═══ Material provided ═══

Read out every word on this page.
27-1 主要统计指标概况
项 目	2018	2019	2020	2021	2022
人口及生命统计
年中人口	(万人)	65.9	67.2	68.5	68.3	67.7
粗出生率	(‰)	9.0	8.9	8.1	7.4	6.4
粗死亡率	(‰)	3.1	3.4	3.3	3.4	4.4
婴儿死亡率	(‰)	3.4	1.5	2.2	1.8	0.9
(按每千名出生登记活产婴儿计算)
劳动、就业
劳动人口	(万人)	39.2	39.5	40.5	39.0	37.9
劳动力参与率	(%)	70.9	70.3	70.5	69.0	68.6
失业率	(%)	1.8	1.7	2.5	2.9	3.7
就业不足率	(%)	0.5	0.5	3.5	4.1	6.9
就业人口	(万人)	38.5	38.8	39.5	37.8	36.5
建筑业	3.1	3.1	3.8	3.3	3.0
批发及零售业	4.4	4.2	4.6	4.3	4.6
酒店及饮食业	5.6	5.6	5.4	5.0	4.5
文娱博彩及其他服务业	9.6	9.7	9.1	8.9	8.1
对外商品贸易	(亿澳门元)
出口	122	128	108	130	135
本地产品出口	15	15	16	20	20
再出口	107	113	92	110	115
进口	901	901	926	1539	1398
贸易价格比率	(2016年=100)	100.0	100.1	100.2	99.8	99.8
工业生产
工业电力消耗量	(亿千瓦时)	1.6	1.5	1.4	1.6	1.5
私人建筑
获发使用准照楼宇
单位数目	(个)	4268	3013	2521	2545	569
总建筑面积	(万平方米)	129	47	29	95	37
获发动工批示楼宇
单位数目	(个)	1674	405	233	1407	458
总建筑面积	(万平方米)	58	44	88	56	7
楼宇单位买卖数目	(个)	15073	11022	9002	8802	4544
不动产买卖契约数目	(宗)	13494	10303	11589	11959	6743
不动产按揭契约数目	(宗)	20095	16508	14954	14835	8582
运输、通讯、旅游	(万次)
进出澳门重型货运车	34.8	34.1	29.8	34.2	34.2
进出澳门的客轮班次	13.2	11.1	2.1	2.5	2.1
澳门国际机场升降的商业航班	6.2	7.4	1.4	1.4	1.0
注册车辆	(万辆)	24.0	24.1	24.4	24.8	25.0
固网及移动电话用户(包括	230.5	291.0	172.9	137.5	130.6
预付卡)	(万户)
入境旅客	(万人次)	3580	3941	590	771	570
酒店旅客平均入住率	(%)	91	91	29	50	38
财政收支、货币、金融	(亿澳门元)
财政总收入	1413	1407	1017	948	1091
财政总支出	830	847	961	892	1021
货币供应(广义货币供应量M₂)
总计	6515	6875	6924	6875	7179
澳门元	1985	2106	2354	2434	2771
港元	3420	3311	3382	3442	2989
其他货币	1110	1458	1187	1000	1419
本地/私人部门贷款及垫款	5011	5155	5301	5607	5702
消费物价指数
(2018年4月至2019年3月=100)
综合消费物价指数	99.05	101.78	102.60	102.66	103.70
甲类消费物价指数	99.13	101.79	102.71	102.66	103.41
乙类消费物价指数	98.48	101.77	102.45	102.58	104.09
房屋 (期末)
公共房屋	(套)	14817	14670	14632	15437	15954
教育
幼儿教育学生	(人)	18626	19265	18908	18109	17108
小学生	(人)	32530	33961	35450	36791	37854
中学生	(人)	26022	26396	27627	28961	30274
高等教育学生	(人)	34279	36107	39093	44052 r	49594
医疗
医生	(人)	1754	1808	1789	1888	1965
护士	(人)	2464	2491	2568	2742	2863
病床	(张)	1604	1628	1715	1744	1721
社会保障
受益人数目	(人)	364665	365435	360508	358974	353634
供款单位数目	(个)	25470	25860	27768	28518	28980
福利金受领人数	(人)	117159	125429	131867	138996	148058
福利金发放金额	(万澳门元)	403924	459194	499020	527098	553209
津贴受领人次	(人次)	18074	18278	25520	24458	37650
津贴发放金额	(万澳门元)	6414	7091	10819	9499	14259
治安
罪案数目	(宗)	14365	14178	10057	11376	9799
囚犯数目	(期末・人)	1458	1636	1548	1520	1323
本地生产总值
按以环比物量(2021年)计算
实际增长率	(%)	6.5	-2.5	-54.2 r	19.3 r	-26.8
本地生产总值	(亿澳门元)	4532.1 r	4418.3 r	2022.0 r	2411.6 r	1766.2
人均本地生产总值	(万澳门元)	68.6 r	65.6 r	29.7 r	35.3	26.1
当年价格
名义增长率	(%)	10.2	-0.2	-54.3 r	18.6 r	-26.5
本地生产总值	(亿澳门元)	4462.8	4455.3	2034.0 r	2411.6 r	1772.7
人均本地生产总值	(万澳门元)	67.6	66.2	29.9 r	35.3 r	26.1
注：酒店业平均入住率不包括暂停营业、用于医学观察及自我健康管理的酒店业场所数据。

═══

## [Aim of the task]
State how many lines in the records above contain the word "万平方米", giving only the number.

## [Answer to this task]
2